* [SUPPLIED DATA]:
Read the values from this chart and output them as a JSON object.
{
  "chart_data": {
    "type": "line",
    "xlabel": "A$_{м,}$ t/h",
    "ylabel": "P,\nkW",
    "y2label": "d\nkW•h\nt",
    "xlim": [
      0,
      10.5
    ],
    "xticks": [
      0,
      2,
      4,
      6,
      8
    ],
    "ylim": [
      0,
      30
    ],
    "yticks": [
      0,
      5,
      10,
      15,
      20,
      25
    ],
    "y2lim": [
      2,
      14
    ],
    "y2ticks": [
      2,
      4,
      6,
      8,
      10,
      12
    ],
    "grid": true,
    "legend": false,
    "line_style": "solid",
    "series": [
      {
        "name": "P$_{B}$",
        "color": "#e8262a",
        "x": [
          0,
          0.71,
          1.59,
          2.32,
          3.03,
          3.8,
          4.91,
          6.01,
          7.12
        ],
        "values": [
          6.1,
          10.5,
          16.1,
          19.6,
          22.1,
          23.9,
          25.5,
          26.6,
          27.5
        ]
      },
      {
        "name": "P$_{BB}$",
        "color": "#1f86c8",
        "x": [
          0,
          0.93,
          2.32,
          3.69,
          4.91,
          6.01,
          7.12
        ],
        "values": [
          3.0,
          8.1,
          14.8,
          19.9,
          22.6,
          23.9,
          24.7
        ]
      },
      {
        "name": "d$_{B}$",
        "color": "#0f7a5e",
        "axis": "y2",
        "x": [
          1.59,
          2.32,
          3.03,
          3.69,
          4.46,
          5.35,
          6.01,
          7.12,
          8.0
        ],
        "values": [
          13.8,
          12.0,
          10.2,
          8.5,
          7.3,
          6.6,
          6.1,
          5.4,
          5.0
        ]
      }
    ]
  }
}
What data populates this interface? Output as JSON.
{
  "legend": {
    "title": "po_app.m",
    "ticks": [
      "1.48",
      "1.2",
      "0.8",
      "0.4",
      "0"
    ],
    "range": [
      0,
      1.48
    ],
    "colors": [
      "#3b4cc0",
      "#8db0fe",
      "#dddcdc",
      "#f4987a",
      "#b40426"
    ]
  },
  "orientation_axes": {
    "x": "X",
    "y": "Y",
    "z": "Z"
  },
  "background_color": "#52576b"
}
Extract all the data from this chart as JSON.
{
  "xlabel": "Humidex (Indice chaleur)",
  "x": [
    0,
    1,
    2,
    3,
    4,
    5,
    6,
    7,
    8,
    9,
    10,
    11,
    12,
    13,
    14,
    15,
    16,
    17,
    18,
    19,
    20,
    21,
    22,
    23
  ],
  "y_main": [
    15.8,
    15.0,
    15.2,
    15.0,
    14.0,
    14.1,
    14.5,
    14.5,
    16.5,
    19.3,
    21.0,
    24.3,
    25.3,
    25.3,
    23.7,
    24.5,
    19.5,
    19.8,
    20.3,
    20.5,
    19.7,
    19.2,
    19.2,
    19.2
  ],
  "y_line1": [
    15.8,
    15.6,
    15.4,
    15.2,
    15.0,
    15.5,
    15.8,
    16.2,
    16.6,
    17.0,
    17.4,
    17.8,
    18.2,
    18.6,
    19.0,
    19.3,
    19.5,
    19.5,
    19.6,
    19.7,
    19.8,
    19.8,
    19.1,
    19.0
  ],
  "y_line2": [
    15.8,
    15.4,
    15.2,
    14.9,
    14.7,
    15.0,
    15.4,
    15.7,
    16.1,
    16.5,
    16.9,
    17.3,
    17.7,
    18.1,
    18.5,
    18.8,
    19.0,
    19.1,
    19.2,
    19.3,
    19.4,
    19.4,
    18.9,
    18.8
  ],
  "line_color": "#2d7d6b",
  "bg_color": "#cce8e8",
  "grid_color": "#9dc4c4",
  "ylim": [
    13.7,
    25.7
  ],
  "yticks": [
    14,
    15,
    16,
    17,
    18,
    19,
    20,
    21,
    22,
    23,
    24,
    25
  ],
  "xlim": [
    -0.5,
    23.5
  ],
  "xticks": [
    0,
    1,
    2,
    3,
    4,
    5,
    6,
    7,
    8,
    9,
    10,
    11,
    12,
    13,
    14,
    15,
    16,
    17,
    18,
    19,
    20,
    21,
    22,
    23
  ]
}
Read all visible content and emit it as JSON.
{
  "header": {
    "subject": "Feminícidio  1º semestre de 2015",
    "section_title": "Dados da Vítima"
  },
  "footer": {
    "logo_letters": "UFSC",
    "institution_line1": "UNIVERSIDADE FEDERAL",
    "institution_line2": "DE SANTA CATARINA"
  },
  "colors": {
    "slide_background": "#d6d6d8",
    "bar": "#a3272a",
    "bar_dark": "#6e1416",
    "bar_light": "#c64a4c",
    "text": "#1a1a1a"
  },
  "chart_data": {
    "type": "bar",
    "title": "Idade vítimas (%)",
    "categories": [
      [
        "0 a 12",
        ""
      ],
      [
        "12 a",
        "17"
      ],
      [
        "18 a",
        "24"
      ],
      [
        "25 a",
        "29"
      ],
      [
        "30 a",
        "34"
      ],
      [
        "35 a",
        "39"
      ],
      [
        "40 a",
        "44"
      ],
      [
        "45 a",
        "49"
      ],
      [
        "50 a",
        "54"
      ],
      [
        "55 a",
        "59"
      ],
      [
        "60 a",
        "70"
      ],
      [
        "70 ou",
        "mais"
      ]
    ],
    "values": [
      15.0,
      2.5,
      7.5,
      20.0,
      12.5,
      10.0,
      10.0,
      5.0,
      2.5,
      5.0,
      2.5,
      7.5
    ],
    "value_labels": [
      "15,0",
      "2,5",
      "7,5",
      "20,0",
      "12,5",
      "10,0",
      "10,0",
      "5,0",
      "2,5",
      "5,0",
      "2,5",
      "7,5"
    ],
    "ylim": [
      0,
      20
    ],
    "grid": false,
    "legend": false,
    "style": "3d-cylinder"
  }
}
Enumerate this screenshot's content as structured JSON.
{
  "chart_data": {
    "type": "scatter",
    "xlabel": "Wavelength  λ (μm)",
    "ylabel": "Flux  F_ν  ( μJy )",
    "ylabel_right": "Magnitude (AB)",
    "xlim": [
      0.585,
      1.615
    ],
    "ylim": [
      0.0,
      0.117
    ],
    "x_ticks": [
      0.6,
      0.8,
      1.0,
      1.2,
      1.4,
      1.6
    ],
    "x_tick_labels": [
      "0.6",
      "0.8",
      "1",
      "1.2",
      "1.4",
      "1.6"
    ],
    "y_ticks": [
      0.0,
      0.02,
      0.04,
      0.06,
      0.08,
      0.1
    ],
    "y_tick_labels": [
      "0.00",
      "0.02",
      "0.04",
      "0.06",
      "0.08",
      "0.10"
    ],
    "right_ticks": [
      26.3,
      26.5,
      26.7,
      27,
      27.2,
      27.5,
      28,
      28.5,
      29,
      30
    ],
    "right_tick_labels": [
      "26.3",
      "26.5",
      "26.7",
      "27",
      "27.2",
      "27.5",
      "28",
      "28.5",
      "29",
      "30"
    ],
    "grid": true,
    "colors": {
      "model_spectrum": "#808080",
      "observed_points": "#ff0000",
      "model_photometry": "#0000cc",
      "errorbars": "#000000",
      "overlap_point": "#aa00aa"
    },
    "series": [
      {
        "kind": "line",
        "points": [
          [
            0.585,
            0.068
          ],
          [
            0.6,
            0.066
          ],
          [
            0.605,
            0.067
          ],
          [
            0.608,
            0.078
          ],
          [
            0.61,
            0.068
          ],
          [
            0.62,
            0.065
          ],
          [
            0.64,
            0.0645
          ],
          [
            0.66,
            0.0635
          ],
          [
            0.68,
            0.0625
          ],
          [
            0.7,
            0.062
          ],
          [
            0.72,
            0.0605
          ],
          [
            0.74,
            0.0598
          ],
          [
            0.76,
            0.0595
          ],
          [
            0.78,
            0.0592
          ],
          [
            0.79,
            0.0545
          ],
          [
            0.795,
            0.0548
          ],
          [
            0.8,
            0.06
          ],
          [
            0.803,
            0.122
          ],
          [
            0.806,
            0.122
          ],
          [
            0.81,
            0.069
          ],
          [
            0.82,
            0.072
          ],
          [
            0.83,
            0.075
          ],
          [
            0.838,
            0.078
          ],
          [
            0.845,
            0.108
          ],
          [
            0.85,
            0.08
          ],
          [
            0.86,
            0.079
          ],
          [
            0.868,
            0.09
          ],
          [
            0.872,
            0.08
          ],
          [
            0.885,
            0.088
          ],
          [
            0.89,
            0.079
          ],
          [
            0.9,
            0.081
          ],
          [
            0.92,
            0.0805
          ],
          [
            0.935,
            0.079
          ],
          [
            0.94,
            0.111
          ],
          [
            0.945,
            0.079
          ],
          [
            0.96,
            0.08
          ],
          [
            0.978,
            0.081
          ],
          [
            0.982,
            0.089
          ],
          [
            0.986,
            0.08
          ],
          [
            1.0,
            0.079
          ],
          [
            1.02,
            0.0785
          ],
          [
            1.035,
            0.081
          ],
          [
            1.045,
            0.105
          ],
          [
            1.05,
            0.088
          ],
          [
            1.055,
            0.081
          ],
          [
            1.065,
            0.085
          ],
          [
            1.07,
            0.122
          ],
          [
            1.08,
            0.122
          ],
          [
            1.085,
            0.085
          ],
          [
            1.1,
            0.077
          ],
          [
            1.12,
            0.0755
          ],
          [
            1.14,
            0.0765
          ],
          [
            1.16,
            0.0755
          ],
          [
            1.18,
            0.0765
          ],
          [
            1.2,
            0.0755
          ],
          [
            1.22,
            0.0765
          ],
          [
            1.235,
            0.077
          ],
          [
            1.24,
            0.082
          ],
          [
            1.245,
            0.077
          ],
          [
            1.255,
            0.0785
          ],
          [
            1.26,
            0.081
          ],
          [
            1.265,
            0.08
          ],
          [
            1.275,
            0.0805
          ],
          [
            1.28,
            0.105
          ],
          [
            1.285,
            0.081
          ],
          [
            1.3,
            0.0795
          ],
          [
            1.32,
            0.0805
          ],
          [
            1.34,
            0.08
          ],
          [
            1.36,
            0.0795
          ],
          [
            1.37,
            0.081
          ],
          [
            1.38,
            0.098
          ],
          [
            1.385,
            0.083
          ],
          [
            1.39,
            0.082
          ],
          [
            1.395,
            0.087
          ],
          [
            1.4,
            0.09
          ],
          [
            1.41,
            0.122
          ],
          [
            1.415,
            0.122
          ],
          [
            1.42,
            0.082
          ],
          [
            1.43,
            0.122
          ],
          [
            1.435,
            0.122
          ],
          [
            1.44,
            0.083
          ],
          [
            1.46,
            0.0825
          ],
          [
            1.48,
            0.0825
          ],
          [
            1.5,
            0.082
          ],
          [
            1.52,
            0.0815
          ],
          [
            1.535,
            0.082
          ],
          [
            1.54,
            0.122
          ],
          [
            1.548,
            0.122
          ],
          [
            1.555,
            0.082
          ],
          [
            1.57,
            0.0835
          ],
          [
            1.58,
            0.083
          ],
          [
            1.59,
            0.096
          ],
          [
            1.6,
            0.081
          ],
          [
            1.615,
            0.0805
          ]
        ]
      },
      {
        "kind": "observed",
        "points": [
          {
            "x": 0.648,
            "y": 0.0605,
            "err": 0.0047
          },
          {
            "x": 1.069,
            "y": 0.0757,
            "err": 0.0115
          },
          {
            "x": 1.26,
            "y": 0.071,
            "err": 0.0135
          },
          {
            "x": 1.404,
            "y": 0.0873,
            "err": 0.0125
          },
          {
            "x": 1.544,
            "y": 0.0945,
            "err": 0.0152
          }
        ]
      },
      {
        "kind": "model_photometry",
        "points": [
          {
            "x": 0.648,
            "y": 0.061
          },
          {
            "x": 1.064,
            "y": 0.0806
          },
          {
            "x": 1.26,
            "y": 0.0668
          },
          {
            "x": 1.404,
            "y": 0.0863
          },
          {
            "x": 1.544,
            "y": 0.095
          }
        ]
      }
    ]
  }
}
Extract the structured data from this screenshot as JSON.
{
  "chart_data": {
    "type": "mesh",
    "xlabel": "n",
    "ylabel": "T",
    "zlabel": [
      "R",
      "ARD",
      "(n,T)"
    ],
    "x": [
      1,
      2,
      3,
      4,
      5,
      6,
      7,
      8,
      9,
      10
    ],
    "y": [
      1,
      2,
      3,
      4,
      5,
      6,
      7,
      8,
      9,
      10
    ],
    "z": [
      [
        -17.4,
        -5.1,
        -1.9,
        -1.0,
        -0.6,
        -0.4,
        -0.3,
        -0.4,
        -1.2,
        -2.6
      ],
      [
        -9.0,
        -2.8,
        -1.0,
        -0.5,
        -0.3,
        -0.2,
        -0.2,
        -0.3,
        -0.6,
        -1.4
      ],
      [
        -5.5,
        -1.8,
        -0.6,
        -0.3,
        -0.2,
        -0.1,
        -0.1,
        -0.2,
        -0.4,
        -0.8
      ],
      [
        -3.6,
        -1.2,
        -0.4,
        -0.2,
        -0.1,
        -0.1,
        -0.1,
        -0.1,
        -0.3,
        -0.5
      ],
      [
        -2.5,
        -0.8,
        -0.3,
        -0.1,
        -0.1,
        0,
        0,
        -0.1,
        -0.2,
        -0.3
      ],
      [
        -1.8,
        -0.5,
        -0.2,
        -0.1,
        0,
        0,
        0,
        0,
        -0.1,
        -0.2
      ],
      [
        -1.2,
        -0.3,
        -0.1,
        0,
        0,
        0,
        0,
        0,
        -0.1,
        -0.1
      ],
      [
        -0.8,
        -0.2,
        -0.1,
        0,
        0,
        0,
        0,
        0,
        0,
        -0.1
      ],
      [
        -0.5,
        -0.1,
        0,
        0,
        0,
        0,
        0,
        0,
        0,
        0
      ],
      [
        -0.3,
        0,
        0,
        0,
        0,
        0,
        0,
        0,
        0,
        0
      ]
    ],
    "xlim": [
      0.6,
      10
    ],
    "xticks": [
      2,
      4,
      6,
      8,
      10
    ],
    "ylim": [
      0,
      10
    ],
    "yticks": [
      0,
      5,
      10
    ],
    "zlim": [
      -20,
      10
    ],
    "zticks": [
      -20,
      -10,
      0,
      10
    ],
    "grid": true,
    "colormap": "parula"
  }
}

* [AIM OF THE EXERCISE]: Pick every line with "content" in it and copy it.

* [SOLVED EXERCISE]:
Read all visible content and emit it as JSON.
Enumerate this screenshot's content as structured JSON.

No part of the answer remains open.